■ **Task list**:
• 1. Answer these questions using the passage on breaking up the row copy:
(a) Which clause does the passage say makes splitting the select easy?
(b) What example durations are given for copying rows and for applying binlogs?
(c) What does gh-ost do that makes its progress more predictable?
• 2. Swap "bar-segment" for "bar-block" in the rows, starting at the first row and ending at the row containing "x-tick-label: NZL (410, 336, 424, 350)", and return those rows with nothing else changed.
==== Provided text ====
So what I'm looking into now, is how to break down the Grand Select into multiple smaller selects, while:
- Not breaking the correctness of the flow, and:
- Not degrading performance.
(1) is easy, right? Just use LIMIT 10000. But we see how that leads to terrible run times.
Other disadvantages to the current flow:
- It's "unbalanced". You can spend 1hour copying rows and then 30min applying binlogs. The direct incentive I had in looking into this was to support a Online DDL progress % & ETA. The current flow makes it difficult to predict an ETA. We can maybe predict how long it's going to take for rowcopy to complete (based on number of table rows and number of copied rows), but we can't predict how long it will take to ctachup with the binary logs. In
gh-ost, there is frequent switch between rowcopy and binlog catchup, and so the progress becomes more predictable. I'll discuss the gh-ost logic shortly.
- As per performance traits above, it is essential in our flow that we perform large bulks of row copy and large bulks of binlog catchup, and there is no easy way to interleave both.
==== Provided data ====
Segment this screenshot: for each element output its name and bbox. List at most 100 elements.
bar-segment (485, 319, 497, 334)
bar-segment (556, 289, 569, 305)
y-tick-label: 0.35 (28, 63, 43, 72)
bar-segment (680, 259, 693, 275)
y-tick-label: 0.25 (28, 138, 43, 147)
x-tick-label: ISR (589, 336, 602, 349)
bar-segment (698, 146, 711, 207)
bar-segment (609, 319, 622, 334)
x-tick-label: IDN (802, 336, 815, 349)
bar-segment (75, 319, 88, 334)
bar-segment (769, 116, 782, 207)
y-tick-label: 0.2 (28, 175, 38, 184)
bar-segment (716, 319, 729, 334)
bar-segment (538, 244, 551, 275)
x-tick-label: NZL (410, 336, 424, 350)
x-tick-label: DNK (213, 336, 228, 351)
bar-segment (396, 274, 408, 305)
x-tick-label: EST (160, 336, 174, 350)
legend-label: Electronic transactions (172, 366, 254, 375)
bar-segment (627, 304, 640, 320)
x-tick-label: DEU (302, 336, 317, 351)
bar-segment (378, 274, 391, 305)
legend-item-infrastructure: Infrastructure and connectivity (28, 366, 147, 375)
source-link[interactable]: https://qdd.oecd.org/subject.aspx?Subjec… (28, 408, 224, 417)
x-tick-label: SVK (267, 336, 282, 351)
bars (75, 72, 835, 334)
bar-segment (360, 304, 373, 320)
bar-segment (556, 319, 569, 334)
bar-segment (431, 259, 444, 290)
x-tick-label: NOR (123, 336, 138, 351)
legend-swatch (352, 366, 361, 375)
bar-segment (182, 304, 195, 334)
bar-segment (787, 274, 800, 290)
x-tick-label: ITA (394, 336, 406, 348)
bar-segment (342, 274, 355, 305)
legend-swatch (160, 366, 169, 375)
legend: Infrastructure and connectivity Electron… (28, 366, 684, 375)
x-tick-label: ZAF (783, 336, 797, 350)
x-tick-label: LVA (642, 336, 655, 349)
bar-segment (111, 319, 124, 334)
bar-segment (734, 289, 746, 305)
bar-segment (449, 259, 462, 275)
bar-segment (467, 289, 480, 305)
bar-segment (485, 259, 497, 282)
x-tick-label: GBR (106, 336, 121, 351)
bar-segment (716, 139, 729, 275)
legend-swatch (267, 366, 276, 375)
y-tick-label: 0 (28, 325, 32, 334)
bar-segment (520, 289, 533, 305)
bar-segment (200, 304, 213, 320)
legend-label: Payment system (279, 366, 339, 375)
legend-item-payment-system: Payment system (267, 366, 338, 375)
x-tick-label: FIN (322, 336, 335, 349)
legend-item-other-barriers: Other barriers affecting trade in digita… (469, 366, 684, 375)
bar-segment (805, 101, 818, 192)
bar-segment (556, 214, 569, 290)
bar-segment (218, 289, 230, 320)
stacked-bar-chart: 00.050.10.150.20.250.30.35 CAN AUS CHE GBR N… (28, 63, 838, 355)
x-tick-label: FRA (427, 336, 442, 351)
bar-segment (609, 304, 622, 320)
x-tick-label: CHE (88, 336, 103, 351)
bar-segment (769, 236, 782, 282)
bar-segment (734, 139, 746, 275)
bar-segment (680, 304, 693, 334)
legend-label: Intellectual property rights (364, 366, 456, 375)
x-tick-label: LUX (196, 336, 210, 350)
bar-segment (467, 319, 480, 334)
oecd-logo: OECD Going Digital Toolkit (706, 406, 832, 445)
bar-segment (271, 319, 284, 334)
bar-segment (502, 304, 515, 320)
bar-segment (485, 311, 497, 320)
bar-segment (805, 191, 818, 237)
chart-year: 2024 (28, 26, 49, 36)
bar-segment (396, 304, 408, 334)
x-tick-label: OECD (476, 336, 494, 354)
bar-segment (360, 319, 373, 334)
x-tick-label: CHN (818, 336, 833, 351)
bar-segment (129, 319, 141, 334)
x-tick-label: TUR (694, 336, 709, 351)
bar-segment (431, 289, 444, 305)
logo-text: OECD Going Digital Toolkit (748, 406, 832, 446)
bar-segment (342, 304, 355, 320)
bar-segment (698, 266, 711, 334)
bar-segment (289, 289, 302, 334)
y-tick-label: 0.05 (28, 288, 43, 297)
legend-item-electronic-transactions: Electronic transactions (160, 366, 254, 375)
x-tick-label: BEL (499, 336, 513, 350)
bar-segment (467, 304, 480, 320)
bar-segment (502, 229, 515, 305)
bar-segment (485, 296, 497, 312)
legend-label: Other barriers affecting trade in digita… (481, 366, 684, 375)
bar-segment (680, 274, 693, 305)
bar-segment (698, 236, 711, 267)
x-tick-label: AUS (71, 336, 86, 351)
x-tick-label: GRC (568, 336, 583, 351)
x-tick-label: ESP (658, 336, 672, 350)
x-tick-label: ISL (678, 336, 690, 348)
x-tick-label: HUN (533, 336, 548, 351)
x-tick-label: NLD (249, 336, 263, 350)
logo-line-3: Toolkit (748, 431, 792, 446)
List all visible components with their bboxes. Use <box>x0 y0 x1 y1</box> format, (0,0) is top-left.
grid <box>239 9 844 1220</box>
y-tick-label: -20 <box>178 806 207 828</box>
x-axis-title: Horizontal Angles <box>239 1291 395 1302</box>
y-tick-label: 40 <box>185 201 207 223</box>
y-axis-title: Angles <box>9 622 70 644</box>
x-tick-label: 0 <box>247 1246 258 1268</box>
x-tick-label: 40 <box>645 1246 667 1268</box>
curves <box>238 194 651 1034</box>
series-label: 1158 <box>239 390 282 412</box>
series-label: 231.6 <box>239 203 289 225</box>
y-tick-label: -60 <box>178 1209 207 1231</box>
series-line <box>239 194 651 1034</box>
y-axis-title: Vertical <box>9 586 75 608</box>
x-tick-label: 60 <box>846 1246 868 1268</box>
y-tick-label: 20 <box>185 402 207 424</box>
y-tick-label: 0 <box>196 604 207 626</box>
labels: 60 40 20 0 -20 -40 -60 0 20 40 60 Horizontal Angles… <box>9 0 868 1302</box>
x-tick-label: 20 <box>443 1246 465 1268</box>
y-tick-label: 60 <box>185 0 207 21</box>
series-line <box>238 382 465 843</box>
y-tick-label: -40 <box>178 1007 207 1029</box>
====
■ **List of solutions**:
• 1.
(a) LIMIT 10000.
(b) 1 hour copying rows and 30 minutes applying binlogs.
(c) It switches frequently between rowcopy and binlog catchup.

• 2.
Segment this screenshot: for each element output its name and bbox. List at most 100 elements.
bar-block (485, 319, 497, 334)
bar-block (556, 289, 569, 305)
y-tick-label: 0.35 (28, 63, 43, 72)
bar-block (680, 259, 693, 275)
y-tick-label: 0.25 (28, 138, 43, 147)
x-tick-label: ISR (589, 336, 602, 349)
bar-block (698, 146, 711, 207)
bar-block (609, 319, 622, 334)
x-tick-label: IDN (802, 336, 815, 349)
bar-block (75, 319, 88, 334)
bar-block (769, 116, 782, 207)
y-tick-label: 0.2 (28, 175, 38, 184)
bar-block (716, 319, 729, 334)
bar-block (538, 244, 551, 275)
x-tick-label: NZL (410, 336, 424, 350)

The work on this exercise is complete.